### [Set task]
Type out the material below exactly.
§ §
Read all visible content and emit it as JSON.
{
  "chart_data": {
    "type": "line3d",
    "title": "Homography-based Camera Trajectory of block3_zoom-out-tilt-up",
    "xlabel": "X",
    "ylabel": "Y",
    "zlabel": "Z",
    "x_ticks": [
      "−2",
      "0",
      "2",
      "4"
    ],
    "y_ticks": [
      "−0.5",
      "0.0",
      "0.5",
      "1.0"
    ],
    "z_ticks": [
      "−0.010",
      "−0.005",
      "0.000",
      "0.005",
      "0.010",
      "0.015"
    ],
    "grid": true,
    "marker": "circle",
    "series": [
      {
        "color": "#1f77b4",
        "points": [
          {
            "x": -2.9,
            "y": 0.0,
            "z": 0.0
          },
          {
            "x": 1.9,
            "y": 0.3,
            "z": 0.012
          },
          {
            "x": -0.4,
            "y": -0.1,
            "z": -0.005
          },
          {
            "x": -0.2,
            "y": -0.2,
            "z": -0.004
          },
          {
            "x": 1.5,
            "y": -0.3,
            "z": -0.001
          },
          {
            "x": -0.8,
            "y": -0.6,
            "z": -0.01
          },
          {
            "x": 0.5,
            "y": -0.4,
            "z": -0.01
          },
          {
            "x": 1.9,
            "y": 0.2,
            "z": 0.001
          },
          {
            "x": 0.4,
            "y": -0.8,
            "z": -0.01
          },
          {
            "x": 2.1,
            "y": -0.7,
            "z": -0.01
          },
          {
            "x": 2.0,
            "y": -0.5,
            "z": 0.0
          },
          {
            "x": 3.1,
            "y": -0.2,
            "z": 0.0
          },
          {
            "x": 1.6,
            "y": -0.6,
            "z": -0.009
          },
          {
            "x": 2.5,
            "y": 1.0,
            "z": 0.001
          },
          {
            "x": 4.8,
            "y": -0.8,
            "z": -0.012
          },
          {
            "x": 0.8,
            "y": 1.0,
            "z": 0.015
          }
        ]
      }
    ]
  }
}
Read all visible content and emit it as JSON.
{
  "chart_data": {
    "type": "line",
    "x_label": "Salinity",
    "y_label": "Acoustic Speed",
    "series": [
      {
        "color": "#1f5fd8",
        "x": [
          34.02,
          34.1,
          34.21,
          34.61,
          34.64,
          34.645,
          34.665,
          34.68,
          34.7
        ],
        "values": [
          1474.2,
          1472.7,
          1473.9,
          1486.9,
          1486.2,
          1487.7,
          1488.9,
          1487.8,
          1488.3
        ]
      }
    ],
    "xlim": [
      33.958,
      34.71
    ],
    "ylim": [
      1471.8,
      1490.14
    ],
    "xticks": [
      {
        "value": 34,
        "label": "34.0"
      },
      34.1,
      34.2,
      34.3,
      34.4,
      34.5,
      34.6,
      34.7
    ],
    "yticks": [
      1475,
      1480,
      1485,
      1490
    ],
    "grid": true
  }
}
§ §
### [Completed exercise]
Read all visible content and emit it as JSON.
{
  "chart_data": {
    "type": "line3d",
    "title": "Homography-based Camera Trajectory of block3_zoom-out-tilt-up",
    "xlabel": "X",
    "ylabel": "Y",
    "zlabel": "Z",
    "x_ticks": [
      "−2",
      "0",
      "2",
      "4"
    ],
    "y_ticks": [
      "−0.5",
      "0.0",
      "0.5",
      "1.0"
    ],
    "z_ticks": [
      "−0.010",
      "−0.005",
      "0.000",
      "0.005",
      "0.010",
      "0.015"
    ],
    "grid": true,
    "marker": "circle",
    "series": [
      {
        "color": "#1f77b4",
        "points": [
          {
            "x": -2.9,
            "y": 0.0,
            "z": 0.0
          },
          {
            "x": 1.9,
            "y": 0.3,
            "z": 0.012
          },
          {
            "x": -0.4,
            "y": -0.1,
            "z": -0.005
          },
          {
            "x": -0.2,
            "y": -0.2,
            "z": -0.004
          },
          {
            "x": 1.5,
            "y": -0.3,
            "z": -0.001
          },
          {
            "x": -0.8,
            "y": -0.6,
            "z": -0.01
          },
          {
            "x": 0.5,
            "y": -0.4,
            "z": -0.01
          },
          {
            "x": 1.9,
            "y": 0.2,
            "z": 0.001
          },
          {
            "x": 0.4,
            "y": -0.8,
            "z": -0.01
          },
          {
            "x": 2.1,
            "y": -0.7,
            "z": -0.01
          },
          {
            "x": 2.0,
            "y": -0.5,
            "z": 0.0
          },
          {
            "x": 3.1,
            "y": -0.2,
            "z": 0.0
          },
          {
            "x": 1.6,
            "y": -0.6,
            "z": -0.009
          },
          {
            "x": 2.5,
            "y": 1.0,
            "z": 0.001
          },
          {
            "x": 4.8,
            "y": -0.8,
            "z": -0.012
          },
          {
            "x": 0.8,
            "y": 1.0,
            "z": 0.015
          }
        ]
      }
    ]
  }
}
Read all visible content and emit it as JSON.
{
  "chart_data": {
    "type": "line",
    "x_label": "Salinity",
    "y_label": "Acoustic Speed",
    "series": [
      {
        "color": "#1f5fd8",
        "x": [
          34.02,
          34.1,
          34.21,
          34.61,
          34.64,
          34.645,
          34.665,
          34.68,
          34.7
        ],
        "values": [
          1474.2,
          1472.7,
          1473.9,
          1486.9,
          1486.2,
          1487.7,
          1488.9,
          1487.8,
          1488.3
        ]
      }
    ],
    "xlim": [
      33.958,
      34.71
    ],
    "ylim": [
      1471.8,
      1490.14
    ],
    "xticks": [
      {
        "value": 34,
        "label": "34.0"
      },
      34.1,
      34.2,
      34.3,
      34.4,
      34.5,
      34.6,
      34.7
    ],
    "yticks": [
      1475,
      1480,
      1485,
      1490
    ],
    "grid": true
  }
}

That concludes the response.